(Dataset items)
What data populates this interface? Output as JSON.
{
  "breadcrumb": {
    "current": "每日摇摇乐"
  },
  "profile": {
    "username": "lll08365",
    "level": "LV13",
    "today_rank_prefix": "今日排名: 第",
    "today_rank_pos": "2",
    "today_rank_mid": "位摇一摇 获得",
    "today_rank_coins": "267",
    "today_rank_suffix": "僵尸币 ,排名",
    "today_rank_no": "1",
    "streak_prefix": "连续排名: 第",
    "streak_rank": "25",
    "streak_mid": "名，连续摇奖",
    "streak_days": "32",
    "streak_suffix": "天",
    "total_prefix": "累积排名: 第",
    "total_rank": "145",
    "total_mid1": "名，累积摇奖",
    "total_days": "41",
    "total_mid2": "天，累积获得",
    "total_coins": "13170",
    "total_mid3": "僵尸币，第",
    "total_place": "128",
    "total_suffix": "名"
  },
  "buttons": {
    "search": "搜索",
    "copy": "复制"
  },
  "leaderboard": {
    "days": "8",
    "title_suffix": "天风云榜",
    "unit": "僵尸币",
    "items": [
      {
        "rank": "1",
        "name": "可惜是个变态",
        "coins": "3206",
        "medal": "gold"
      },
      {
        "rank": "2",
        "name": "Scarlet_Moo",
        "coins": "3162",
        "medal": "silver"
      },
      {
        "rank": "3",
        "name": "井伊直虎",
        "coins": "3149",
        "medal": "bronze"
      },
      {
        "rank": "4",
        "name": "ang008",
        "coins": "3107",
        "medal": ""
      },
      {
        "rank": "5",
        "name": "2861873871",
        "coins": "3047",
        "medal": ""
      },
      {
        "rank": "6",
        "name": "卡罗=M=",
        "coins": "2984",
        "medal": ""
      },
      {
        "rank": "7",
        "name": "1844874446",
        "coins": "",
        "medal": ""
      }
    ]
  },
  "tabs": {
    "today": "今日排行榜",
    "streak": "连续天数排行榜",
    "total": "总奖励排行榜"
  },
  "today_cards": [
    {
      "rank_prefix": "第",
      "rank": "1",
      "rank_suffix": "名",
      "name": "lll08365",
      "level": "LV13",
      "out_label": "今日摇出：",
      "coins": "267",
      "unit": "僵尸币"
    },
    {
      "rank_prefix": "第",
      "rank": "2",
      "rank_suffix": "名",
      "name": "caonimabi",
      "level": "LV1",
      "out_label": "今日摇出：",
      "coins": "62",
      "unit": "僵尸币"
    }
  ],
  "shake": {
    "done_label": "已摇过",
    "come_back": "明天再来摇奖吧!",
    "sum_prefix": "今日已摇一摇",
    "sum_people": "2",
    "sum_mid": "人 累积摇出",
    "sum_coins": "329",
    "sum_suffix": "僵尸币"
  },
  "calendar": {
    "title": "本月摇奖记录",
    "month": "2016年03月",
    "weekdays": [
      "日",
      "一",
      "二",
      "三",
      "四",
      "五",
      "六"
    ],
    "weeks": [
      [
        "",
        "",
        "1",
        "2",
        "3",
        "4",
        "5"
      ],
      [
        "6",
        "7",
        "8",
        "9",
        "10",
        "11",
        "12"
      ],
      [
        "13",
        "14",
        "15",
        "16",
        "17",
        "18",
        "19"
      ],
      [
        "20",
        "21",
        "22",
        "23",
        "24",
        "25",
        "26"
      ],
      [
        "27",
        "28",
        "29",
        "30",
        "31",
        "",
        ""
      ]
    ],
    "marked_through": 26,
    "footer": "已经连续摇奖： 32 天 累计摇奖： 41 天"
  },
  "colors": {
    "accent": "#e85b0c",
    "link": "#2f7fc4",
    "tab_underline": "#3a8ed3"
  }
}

● **Do this**
Write the listing out again, exactly as shown above.

● **Written reply**
What data populates this interface? Output as JSON.
{
  "breadcrumb": {
    "current": "每日摇摇乐"
  },
  "profile": {
    "username": "lll08365",
    "level": "LV13",
    "today_rank_prefix": "今日排名: 第",
    "today_rank_pos": "2",
    "today_rank_mid": "位摇一摇 获得",
    "today_rank_coins": "267",
    "today_rank_suffix": "僵尸币 ,排名",
    "today_rank_no": "1",
    "streak_prefix": "连续排名: 第",
    "streak_rank": "25",
    "streak_mid": "名，连续摇奖",
    "streak_days": "32",
    "streak_suffix": "天",
    "total_prefix": "累积排名: 第",
    "total_rank": "145",
    "total_mid1": "名，累积摇奖",
    "total_days": "41",
    "total_mid2": "天，累积获得",
    "total_coins": "13170",
    "total_mid3": "僵尸币，第",
    "total_place": "128",
    "total_suffix": "名"
  },
  "buttons": {
    "search": "搜索",
    "copy": "复制"
  },
  "leaderboard": {
    "days": "8",
    "title_suffix": "天风云榜",
    "unit": "僵尸币",
    "items": [
      {
        "rank": "1",
        "name": "可惜是个变态",
        "coins": "3206",
        "medal": "gold"
      },
      {
        "rank": "2",
        "name": "Scarlet_Moo",
        "coins": "3162",
        "medal": "silver"
      },
      {
        "rank": "3",
        "name": "井伊直虎",
        "coins": "3149",
        "medal": "bronze"
      },
      {
        "rank": "4",
        "name": "ang008",
        "coins": "3107",
        "medal": ""
      },
      {
        "rank": "5",
        "name": "2861873871",
        "coins": "3047",
        "medal": ""
      },
      {
        "rank": "6",
        "name": "卡罗=M=",
        "coins": "2984",
        "medal": ""
      },
      {
        "rank": "7",
        "name": "1844874446",
        "coins": "",
        "medal": ""
      }
    ]
  },
  "tabs": {
    "today": "今日排行榜",
    "streak": "连续天数排行榜",
    "total": "总奖励排行榜"
  },
  "today_cards": [
    {
      "rank_prefix": "第",
      "rank": "1",
      "rank_suffix": "名",
      "name": "lll08365",
      "level": "LV13",
      "out_label": "今日摇出：",
      "coins": "267",
      "unit": "僵尸币"
    },
    {
      "rank_prefix": "第",
      "rank": "2",
      "rank_suffix": "名",
      "name": "caonimabi",
      "level": "LV1",
      "out_label": "今日摇出：",
      "coins": "62",
      "unit": "僵尸币"
    }
  ],
  "shake": {
    "done_label": "已摇过",
    "come_back": "明天再来摇奖吧!",
    "sum_prefix": "今日已摇一摇",
    "sum_people": "2",
    "sum_mid": "人 累积摇出",
    "sum_coins": "329",
    "sum_suffix": "僵尸币"
  },
  "calendar": {
    "title": "本月摇奖记录",
    "month": "2016年03月",
    "weekdays": [
      "日",
      "一",
      "二",
      "三",
      "四",
      "五",
      "六"
    ],
    "weeks": [
      [
        "",
        "",
        "1",
        "2",
        "3",
        "4",
        "5"
      ],
      [
        "6",
        "7",
        "8",
        "9",
        "10",
        "11",
        "12"
      ],
      [
        "13",
        "14",
        "15",
        "16",
        "17",
        "18",
        "19"
      ],
      [
        "20",
        "21",
        "22",
        "23",
        "24",
        "25",
        "26"
      ],
      [
        "27",
        "28",
        "29",
        "30",
        "31",
        "",
        ""
      ]
    ],
    "marked_through": 26,
    "footer": "已经连续摇奖： 32 天 累计摇奖： 41 天"
  },
  "colors": {
    "accent": "#e85b0c",
    "link": "#2f7fc4",
    "tab_underline": "#3a8ed3"
  }
}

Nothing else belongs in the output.